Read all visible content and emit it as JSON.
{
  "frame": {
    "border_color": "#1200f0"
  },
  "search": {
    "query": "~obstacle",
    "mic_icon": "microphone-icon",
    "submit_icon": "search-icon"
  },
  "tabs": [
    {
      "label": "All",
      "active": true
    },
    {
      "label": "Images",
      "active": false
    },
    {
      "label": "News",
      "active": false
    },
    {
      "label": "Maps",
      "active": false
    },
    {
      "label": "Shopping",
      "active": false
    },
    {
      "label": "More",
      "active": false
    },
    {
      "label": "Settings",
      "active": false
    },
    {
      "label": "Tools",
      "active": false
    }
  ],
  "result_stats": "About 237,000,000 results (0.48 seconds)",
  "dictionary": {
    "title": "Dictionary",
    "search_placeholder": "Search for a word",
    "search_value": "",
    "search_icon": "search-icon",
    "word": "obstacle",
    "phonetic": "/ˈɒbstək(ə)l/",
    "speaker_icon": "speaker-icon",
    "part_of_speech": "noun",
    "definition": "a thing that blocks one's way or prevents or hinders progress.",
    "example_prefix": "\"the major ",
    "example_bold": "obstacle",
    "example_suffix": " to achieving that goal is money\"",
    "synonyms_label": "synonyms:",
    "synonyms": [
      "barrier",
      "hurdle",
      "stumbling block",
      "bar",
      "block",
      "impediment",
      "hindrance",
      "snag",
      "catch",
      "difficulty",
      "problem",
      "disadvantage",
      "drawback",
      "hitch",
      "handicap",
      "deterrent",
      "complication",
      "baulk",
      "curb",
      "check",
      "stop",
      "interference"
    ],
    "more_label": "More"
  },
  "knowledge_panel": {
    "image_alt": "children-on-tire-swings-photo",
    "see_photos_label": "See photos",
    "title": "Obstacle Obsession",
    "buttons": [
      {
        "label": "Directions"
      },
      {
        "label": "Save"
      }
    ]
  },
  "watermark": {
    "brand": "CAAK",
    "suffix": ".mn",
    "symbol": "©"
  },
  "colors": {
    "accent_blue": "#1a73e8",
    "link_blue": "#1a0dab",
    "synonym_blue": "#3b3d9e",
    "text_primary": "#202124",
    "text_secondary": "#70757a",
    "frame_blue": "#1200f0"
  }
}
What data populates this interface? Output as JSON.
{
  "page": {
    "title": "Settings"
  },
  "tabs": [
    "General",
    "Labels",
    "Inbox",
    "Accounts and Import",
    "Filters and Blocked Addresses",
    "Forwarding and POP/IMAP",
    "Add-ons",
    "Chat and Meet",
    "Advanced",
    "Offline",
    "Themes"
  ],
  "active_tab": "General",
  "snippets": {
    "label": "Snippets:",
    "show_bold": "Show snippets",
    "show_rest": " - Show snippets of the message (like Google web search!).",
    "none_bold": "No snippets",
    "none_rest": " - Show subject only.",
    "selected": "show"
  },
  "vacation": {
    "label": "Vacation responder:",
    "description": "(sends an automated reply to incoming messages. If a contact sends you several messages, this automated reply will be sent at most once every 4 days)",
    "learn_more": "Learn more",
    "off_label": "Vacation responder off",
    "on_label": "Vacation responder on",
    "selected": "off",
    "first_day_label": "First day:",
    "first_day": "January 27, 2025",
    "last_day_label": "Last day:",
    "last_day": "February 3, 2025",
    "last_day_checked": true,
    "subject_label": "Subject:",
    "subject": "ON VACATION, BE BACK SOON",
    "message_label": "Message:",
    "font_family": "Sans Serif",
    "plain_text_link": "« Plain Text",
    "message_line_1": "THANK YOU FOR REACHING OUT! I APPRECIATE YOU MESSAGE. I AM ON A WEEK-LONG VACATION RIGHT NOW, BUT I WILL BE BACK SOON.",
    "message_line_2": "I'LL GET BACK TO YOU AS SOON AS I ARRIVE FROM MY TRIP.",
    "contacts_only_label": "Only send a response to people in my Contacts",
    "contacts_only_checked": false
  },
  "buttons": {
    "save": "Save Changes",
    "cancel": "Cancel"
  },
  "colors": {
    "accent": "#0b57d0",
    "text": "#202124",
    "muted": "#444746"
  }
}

────────

- Given problem
Everything from the line with "What data populates" to the end of the listing above needs to be duplicated exactly, both end lines included, with nothing more.

- Reply
What data populates this interface? Output as JSON.
{
  "page": {
    "title": "Settings"
  },
  "tabs": [
    "General",
    "Labels",
    "Inbox",
    "Accounts and Import",
    "Filters and Blocked Addresses",
    "Forwarding and POP/IMAP",
    "Add-ons",
    "Chat and Meet",
    "Advanced",
    "Offline",
    "Themes"
  ],
  "active_tab": "General",
  "snippets": {
    "label": "Snippets:",
    "show_bold": "Show snippets",
    "show_rest": " - Show snippets of the message (like Google web search!).",
    "none_bold": "No snippets",
    "none_rest": " - Show subject only.",
    "selected": "show"
  },
  "vacation": {
    "label": "Vacation responder:",
    "description": "(sends an automated reply to incoming messages. If a contact sends you several messages, this automated reply will be sent at most once every 4 days)",
    "learn_more": "Learn more",
    "off_label": "Vacation responder off",
    "on_label": "Vacation responder on",
    "selected": "off",
    "first_day_label": "First day:",
    "first_day": "January 27, 2025",
    "last_day_label": "Last day:",
    "last_day": "February 3, 2025",
    "last_day_checked": true,
    "subject_label": "Subject:",
    "subject": "ON VACATION, BE BACK SOON",
    "message_label": "Message:",
    "font_family": "Sans Serif",
    "plain_text_link": "« Plain Text",
    "message_line_1": "THANK YOU FOR REACHING OUT! I APPRECIATE YOU MESSAGE. I AM ON A WEEK-LONG VACATION RIGHT NOW, BUT I WILL BE BACK SOON.",
    "message_line_2": "I'LL GET BACK TO YOU AS SOON AS I ARRIVE FROM MY TRIP.",
    "contacts_only_label": "Only send a response to people in my Contacts",
    "contacts_only_checked": false
  },
  "buttons": {
    "save": "Save Changes",
    "cancel": "Cancel"
  },
  "colors": {
    "accent": "#0b57d0",
    "text": "#202124",
    "muted": "#444746"
  }
}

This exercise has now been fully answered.